He told me the story of Lost Mill.
[♪♪♪] -Liberty Hill was a community here in the 17-1800s, thriving community.
It had a hospital, a couple of hotels, the courthouse, it was the county seat for Tazewell County, until a flood wiped it out in the early 1900s.
[♪♪♪] Residents here at Liberty had several businesses.
There was a lumber mill here, and the guy that owned this farm had tried to build a grist mill down here at the bottom of the hill, and it didn't work.
So, he came up here and built a grist mill in this sinkhole.
There's a big volume of water coming out of a cave down here, and he actually put his water wheel and a flume down there, built all that.
The power was transferred up here to the foundation , where you'll see the foundation, by a cable, and they ground corn or wheat or whatever here and transported it straight across here to the south to Saltville, to the salt mines to feed the people and the animals there.
During the Civil War, this was the only grist mill not destroyed by the Union Army.
They didn't know it was here.
It's not near a known... -It's pretty well hidden.
[Bobby] Yeah, and it fell apart and kind of got into disrepair and fell down.
We've never even been able to find a picture of it.
Anybody, we found pictures made during the era that this mill was here, but they had the-- the photographer had his back to the mill, shooting people this way.
So, we didn't have pictures of it, but we do have written history of it.
And a couple of...
I have seen pictures of the flume, and my mother could remember the water wheel that was in the bottom.
I told you, Liberty was destroyed by a flood.
At some point there in the early part of the 1900s, late 1800s.
A seismic shift occurred under this mountain and the whole thing caved down in on this water and shot the water out of the ground.
They said that water was shooting 20 and 30 feet in the air.
And of course, all of that then rushed downhill and ended up being down here in the valley which washed out the town of Liberty.
Some cave divers have dove into this a time or two and found out that there's a huge amount of water upstream here underground .
====
**REQUIREMENT 1:** Rewrite the Lost Mill account starting with "During the Civil" and going on through "in the bottom.", putting "Federal forces" in place of "Union Army".
**REQUIREMENT 2:**
Answer these questions from the Lost Mill account.
(a) Liberty Hill was the county seat of which county?
(b) Where was the ground corn or wheat transported?
(c) How high in the air was the water said to be shooting?
**REQUIREMENT 3:** Write what comes next in the Lost Mill account, picking up after its final sentence.
The records come from a separate source, unrelated to the Lost Mill account.
====
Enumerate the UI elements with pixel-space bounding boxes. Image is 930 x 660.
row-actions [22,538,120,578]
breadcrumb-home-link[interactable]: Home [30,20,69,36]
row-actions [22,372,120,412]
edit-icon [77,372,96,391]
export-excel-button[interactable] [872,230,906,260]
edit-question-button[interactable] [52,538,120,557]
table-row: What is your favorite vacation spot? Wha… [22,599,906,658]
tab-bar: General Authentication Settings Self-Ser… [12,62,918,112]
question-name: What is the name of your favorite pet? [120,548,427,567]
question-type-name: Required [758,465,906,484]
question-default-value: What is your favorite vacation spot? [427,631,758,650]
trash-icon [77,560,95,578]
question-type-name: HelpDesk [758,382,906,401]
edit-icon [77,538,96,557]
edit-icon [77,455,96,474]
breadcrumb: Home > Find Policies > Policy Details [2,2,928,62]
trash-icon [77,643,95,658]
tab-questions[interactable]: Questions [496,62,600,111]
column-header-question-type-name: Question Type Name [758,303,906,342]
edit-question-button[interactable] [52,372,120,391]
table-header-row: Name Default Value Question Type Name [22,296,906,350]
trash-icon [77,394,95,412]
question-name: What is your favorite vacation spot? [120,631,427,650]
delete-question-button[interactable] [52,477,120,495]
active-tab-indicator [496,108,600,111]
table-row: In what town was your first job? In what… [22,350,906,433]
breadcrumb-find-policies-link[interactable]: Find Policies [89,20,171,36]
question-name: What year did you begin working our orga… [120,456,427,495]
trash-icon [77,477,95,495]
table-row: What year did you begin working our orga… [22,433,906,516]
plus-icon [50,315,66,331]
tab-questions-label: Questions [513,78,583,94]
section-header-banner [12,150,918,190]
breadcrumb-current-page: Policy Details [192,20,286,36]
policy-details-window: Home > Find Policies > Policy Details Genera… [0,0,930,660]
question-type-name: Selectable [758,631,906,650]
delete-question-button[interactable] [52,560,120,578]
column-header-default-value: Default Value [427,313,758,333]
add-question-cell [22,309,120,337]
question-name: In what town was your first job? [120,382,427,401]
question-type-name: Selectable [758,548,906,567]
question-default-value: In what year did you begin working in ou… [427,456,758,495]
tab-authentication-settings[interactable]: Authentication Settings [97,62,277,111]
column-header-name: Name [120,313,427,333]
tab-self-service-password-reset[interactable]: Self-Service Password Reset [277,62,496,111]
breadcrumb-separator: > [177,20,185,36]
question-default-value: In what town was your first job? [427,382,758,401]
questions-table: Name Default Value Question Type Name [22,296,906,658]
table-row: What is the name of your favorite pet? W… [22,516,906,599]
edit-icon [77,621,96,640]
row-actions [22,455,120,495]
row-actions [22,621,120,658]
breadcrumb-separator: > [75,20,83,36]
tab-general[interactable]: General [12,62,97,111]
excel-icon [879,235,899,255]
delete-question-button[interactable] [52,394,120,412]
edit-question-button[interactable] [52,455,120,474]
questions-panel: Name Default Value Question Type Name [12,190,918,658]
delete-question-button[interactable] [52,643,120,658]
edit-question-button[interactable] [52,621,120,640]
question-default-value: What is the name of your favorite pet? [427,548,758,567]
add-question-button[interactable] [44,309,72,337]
====
**TASK ANSWER 1:**
During the Civil War, this was the only grist mill not destroyed by the Federal forces.
They didn't know it was here.
It's not near a known... -It's pretty well hidden.
[Bobby] Yeah, and it fell apart and kind of got into disrepair and fell down.
We've never even been able to find a picture of it.
Anybody, we found pictures made during the era that this mill was here, but they had the-- the photographer had his back to the mill, shooting people this way.
So, we didn't have pictures of it, but we do have written history of it.
And a couple of...
I have seen pictures of the flume, and my mother could remember the water wheel that was in the bottom.

**TASK ANSWER 2:**
(a) Tazewell County.
(b) Straight across to the south to Saltville, to the salt mines.
(c) 20 and 30 feet.

**TASK ANSWER 3:**
And when they went down here where the water sinks and went down, they actually found the hub from the water wheel, weighed several hundred pounds, and they floated it up, and we were going to take cables and go down, drag it all up out of there.
And Hurricane Hugo came that weekend and took it all back.
And Hurricane Hugo actually filled this sinkhole almost totally up with water.
[Joshua Deel] How deep do you reckon that is?
[Bobby] A good 40 or 50 yards from right here to the bottom.
Went up here after Hugo, and of course, Hugo had been over with for several hours before I got here.
You could barely see the water turning like this and it was dead silent.
You couldn't hear anything.
And you could see that the water was receding.
And then, once the water got equal with the mouth of the cave here, it would start sucking air, just like pouring water out of a bottle, and you'd hear it go whoop, whoop, like that.
And it kept getting faster and faster and you'd see the water rise back up, and then get dead silent again.
And it was unreal.
So, we know- [Joshua Deel] That the mountain was taking a drink.
-The mountain was taking a gulp of air to let loose more water.
[♪♪♪] You know, one of the things we are seeing in the county in different places, particularly Burke's Garden, is you are seeing some people move here from other places, sometimes people call them halfbackers.
They moved to Florida and tried to make, or Atlanta, from New York or wherever, and tried to make a living and then figured out that down there really wasn't the friendliest place to be, and they, for some reason, and they moved halfway back.
And so, they're buying, you know, these little properties, and they are buying up what used to be big farms that are split down into smaller ones.
And some of those people are trying to make a go of it on the land, some of them aren't.
But you know, it'll be an interesting transition.
There's going to be more land change hands in the next ten years, they tell us, ten to 20 years, than has probably changed hands, than has ever changed in the history of this country.
Because of the average age of the American farmer is, you know, darn near 60 years old.
[Joshua Deel] In discussing the flow of history over these hills and valleys of who came before who, and who is next to call this place home, Bobby told me about pictographs on nearby Paint Lick Mountain.
They've lasted thousands of years, made of soft mudstone rich in iron oxide, providing a red pigment.
Researchers think they were left here by people predating the Cherokee and Shawnee, but who were long gone before pioneers ever arrived.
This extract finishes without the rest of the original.